> [THE PROBLEM]: Extract all records. Keep each one exact.

────────────────────────────────────────

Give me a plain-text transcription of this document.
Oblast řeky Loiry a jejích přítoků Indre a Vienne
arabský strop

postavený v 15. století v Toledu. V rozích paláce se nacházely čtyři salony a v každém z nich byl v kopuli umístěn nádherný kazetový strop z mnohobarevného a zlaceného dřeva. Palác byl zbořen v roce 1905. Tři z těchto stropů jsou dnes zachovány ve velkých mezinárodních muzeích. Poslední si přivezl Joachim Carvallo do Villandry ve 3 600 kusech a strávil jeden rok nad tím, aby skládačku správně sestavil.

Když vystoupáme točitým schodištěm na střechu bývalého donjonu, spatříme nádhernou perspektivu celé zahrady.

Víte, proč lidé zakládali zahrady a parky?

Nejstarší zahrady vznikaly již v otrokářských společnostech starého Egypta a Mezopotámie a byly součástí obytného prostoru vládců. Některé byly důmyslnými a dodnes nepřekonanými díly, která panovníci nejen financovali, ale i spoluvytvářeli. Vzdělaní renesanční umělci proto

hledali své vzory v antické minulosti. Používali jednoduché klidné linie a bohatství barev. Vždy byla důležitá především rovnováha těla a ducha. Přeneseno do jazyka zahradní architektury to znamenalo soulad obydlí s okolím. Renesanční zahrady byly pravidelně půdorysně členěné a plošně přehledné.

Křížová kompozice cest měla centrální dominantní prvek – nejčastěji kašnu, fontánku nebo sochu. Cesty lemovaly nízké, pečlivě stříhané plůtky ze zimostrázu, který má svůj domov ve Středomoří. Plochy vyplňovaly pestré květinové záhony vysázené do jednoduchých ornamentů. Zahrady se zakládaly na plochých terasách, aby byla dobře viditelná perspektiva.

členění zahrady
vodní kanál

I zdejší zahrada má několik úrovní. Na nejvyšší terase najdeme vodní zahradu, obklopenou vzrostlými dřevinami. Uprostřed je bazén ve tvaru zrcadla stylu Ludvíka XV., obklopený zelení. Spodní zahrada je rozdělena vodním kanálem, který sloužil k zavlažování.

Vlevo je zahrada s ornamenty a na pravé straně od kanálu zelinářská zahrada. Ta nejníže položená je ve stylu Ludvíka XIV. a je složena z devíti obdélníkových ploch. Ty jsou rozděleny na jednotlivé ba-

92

────────────────────────────────────────

> [PROBLEM SOLUTION]:
Give me a plain-text transcription of this document.
Oblast řeky Loiry a jejích přítoků Indre a Vienne
arabský strop

postavený v 15. století v Toledu. V rozích paláce se nacházely čtyři salony a v každém z nich byl v kopuli umístěn nádherný kazetový strop z mnohobarevného a zlaceného dřeva. Palác byl zbořen v roce 1905. Tři z těchto stropů jsou dnes zachovány ve velkých mezinárodních muzeích. Poslední si přivezl Joachim Carvallo do Villandry ve 3 600 kusech a strávil jeden rok nad tím, aby skládačku správně sestavil.

Když vystoupáme točitým schodištěm na střechu bývalého donjonu, spatříme nádhernou perspektivu celé zahrady.

Víte, proč lidé zakládali zahrady a parky?

Nejstarší zahrady vznikaly již v otrokářských společnostech starého Egypta a Mezopotámie a byly součástí obytného prostoru vládců. Některé byly důmyslnými a dodnes nepřekonanými díly, která panovníci nejen financovali, ale i spoluvytvářeli. Vzdělaní renesanční umělci proto

hledali své vzory v antické minulosti. Používali jednoduché klidné linie a bohatství barev. Vždy byla důležitá především rovnováha těla a ducha. Přeneseno do jazyka zahradní architektury to znamenalo soulad obydlí s okolím. Renesanční zahrady byly pravidelně půdorysně členěné a plošně přehledné.

Křížová kompozice cest měla centrální dominantní prvek – nejčastěji kašnu, fontánku nebo sochu. Cesty lemovaly nízké, pečlivě stříhané plůtky ze zimostrázu, který má svůj domov ve Středomoří. Plochy vyplňovaly pestré květinové záhony vysázené do jednoduchých ornamentů. Zahrady se zakládaly na plochých terasách, aby byla dobře viditelná perspektiva.

členění zahrady
vodní kanál

I zdejší zahrada má několik úrovní. Na nejvyšší terase najdeme vodní zahradu, obklopenou vzrostlými dřevinami. Uprostřed je bazén ve tvaru zrcadla stylu Ludvíka XV., obklopený zelení. Spodní zahrada je rozdělena vodním kanálem, který sloužil k zavlažování.

Vlevo je zahrada s ornamenty a na pravé straně od kanálu zelinářská zahrada. Ta nejníže položená je ve stylu Ludvíka XIV. a je složena z devíti obdélníkových ploch. Ty jsou rozděleny na jednotlivé ba-

92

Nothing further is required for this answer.